[Listing of where elements appear]
· · · · · · ·

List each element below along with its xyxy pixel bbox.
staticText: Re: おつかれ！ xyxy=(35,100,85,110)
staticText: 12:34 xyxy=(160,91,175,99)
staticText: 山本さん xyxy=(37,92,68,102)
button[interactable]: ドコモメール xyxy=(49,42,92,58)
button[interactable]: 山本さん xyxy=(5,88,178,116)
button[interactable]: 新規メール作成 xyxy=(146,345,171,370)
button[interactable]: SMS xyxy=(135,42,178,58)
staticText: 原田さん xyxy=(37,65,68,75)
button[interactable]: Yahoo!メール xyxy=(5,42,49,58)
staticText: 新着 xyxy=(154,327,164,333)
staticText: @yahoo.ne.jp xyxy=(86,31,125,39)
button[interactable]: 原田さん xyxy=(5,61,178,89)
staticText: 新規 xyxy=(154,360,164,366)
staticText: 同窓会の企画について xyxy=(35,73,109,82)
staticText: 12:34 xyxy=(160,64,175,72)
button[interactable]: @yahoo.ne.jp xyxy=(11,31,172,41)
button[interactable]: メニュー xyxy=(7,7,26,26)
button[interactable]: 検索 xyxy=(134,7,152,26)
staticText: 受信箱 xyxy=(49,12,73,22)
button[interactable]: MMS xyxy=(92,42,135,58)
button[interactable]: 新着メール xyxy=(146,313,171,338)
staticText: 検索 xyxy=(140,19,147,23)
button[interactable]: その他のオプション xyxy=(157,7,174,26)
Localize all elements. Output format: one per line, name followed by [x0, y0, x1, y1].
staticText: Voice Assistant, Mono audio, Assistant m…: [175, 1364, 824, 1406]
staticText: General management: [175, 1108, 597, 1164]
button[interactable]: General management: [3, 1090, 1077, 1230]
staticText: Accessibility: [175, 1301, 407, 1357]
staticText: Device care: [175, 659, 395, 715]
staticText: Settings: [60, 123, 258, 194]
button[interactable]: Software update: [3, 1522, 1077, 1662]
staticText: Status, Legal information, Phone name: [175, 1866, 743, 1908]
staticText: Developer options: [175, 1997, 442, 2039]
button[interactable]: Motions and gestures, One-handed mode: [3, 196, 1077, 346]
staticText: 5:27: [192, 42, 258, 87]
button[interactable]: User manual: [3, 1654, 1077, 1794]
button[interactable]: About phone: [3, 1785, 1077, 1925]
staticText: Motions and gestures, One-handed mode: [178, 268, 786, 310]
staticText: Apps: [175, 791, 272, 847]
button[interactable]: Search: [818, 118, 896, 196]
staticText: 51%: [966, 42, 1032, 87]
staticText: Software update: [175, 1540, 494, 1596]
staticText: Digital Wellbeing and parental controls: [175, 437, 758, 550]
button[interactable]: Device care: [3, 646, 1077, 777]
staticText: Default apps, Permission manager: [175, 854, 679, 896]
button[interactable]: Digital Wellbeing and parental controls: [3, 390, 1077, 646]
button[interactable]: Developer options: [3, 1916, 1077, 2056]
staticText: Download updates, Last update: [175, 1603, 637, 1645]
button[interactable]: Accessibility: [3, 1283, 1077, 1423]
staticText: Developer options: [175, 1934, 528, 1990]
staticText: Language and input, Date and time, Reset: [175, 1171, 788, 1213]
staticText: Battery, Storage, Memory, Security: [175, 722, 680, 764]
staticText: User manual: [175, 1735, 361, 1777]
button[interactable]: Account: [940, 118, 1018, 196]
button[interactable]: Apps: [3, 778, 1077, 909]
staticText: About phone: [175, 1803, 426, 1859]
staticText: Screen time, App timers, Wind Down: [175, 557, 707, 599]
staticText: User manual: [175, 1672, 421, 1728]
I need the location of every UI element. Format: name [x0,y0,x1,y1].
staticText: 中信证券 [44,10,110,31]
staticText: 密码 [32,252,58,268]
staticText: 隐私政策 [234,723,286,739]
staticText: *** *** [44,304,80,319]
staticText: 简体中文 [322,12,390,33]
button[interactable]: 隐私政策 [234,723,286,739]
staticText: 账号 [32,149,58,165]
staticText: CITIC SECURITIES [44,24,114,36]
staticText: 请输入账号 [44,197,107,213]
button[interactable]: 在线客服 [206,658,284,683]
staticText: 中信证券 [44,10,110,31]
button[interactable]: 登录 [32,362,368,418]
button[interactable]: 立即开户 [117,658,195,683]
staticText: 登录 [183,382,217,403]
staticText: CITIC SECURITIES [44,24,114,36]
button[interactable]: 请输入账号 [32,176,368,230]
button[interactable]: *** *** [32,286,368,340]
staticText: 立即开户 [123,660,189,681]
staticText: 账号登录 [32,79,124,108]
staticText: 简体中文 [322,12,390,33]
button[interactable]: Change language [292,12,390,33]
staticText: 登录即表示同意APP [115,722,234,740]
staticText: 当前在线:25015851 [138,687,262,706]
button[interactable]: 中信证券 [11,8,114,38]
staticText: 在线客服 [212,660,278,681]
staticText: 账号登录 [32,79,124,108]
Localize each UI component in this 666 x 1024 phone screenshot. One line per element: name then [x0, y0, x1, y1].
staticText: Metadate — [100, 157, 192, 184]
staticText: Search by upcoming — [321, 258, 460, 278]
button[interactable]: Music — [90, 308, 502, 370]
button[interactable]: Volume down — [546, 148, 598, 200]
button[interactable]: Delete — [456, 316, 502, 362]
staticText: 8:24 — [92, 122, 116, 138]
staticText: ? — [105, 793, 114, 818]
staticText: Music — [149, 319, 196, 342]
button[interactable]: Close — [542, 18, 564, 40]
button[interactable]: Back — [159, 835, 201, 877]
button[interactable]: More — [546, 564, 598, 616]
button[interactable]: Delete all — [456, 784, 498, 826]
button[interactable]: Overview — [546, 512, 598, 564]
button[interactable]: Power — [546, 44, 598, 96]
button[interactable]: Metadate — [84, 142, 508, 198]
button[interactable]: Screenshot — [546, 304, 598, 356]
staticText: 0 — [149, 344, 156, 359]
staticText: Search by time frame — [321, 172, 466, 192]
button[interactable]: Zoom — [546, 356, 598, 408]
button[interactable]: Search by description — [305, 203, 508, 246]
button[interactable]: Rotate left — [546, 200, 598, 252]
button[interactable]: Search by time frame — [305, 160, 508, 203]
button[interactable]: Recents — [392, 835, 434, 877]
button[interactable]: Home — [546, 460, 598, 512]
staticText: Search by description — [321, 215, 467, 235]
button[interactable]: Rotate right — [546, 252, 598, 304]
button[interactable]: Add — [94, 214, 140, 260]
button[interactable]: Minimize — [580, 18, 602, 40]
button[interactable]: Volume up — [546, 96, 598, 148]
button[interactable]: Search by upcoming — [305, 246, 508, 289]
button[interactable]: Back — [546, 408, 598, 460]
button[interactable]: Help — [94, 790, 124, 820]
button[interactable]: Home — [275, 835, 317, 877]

· · · · · · ·

→ **Aim**
How many lines of the listing above contain the string "update"? Give only the number.

→ **Full output**
3